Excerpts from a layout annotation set
◇ ◇ ◇ ◇ ◇

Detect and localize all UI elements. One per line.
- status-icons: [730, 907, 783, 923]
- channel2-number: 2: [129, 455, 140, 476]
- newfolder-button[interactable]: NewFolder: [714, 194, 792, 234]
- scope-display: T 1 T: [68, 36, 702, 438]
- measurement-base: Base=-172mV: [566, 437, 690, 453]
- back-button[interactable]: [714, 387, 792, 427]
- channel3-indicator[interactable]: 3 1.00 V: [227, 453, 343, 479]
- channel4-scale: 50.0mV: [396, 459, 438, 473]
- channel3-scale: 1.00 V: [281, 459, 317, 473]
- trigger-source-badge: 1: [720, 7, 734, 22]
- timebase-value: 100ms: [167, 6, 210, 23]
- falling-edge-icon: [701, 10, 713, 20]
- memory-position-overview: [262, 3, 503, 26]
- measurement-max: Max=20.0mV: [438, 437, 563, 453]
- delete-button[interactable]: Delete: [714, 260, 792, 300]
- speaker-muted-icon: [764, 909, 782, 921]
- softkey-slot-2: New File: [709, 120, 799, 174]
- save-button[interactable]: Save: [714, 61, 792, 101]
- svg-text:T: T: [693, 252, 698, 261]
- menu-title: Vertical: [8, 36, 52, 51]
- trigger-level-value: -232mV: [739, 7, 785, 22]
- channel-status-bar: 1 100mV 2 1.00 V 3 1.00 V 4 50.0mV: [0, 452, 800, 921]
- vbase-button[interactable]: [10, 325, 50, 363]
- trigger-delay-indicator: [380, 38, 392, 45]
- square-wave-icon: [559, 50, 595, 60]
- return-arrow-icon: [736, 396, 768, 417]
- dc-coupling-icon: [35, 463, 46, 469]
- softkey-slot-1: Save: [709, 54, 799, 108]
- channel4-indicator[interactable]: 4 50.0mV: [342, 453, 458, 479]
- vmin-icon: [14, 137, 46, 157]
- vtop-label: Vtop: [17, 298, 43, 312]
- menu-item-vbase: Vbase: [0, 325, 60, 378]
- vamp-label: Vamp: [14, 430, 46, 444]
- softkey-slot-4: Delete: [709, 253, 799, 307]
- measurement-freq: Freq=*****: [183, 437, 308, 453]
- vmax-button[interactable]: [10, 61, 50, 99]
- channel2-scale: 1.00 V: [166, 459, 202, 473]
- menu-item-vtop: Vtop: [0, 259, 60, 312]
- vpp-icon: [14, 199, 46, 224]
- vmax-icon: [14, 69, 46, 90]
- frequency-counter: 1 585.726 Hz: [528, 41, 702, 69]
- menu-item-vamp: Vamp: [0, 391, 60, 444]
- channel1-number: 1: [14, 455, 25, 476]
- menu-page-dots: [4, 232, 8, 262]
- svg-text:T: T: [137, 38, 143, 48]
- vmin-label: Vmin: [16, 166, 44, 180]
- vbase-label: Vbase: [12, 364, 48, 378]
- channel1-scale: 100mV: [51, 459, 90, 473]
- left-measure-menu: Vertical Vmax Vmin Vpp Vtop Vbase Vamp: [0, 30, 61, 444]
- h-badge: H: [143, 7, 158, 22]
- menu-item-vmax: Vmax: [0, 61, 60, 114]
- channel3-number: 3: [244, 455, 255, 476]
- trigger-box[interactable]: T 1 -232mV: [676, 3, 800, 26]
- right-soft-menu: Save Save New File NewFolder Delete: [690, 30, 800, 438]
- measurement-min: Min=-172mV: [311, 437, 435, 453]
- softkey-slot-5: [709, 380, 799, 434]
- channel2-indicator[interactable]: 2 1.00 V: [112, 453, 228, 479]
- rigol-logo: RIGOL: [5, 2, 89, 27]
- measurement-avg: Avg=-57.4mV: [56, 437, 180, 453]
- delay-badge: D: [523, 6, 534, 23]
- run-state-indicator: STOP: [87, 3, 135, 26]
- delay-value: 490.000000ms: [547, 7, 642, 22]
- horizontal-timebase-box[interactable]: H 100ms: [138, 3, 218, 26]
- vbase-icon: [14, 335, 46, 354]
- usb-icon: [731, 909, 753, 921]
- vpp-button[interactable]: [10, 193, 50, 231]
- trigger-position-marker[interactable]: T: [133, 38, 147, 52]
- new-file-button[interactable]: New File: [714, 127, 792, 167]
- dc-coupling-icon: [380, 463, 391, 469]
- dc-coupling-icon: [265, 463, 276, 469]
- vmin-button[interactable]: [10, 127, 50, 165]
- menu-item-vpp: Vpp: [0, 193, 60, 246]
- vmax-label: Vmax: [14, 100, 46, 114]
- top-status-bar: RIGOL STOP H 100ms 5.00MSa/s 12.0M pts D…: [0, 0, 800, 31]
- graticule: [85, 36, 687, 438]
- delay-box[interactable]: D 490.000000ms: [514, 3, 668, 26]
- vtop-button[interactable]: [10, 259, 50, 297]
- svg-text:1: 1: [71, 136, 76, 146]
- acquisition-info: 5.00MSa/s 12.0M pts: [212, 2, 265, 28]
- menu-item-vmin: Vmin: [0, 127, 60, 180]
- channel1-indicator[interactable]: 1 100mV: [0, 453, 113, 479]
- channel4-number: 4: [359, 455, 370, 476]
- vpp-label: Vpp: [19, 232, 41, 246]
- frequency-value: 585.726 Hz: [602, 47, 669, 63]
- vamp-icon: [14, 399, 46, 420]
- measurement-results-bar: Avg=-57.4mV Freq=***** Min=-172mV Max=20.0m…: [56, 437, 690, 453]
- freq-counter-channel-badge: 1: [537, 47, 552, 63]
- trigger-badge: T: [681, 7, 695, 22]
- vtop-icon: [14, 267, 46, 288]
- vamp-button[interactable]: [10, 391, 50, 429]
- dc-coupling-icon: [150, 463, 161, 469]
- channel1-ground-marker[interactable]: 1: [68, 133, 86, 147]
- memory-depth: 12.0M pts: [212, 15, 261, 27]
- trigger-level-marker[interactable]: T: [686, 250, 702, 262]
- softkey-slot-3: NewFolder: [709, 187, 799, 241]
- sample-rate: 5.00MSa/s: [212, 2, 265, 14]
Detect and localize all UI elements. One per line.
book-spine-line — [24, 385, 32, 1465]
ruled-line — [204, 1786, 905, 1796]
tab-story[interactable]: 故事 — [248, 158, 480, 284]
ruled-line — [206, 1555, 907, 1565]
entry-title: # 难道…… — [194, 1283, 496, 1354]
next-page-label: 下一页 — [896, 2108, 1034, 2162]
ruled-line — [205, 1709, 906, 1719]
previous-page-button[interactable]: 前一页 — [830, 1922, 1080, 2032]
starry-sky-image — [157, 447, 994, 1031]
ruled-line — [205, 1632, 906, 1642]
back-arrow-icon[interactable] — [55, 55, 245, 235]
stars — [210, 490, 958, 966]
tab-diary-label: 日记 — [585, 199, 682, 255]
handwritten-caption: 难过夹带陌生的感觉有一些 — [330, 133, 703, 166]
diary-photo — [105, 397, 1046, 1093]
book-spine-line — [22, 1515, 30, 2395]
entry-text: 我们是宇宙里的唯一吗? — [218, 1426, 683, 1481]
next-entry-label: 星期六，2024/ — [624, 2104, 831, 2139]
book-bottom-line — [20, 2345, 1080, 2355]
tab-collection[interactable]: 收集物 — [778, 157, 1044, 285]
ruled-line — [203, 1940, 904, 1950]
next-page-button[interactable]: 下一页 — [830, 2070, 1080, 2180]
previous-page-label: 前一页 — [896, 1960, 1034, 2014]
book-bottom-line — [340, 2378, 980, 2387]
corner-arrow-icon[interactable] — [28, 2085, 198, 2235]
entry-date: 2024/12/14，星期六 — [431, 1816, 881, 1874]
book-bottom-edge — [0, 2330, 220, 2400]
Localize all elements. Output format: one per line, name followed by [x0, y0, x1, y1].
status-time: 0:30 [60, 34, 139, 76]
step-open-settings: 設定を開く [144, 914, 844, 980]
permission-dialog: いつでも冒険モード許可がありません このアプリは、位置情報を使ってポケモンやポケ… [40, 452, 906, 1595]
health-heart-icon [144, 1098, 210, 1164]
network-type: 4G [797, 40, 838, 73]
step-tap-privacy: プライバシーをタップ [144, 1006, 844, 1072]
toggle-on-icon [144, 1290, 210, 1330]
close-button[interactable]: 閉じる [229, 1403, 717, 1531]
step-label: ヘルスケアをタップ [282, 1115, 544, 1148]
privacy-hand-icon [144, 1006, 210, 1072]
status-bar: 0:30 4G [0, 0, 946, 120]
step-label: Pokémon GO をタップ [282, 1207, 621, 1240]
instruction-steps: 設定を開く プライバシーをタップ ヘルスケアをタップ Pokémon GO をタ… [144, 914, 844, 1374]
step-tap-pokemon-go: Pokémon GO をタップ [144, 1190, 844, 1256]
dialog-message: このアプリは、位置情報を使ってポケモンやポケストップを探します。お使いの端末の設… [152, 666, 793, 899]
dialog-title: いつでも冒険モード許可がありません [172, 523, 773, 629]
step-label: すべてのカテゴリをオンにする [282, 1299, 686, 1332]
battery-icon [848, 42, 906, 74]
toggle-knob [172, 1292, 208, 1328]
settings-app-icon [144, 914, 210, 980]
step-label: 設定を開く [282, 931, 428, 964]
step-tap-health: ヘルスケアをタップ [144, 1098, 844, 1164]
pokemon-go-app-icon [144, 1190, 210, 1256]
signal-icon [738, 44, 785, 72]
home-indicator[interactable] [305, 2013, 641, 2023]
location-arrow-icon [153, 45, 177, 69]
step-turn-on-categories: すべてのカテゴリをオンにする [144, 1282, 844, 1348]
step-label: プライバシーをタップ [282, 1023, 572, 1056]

◇ ◇ ◇ ◇ ◇

Exercise prompt:
Could you change "status-icons" to "status-indicators" in the rows from the start of the records up to and including the line with "- measurement-base: Base=-172mV: [566, 437, 690, 453]", then give those lines again with everything else left the same?

Result:
Detect and localize all UI elements. One per line.
- status-indicators: [730, 907, 783, 923]
- channel2-number: 2: [129, 455, 140, 476]
- newfolder-button[interactable]: NewFolder: [714, 194, 792, 234]
- scope-display: T 1 T: [68, 36, 702, 438]
- measurement-base: Base=-172mV: [566, 437, 690, 453]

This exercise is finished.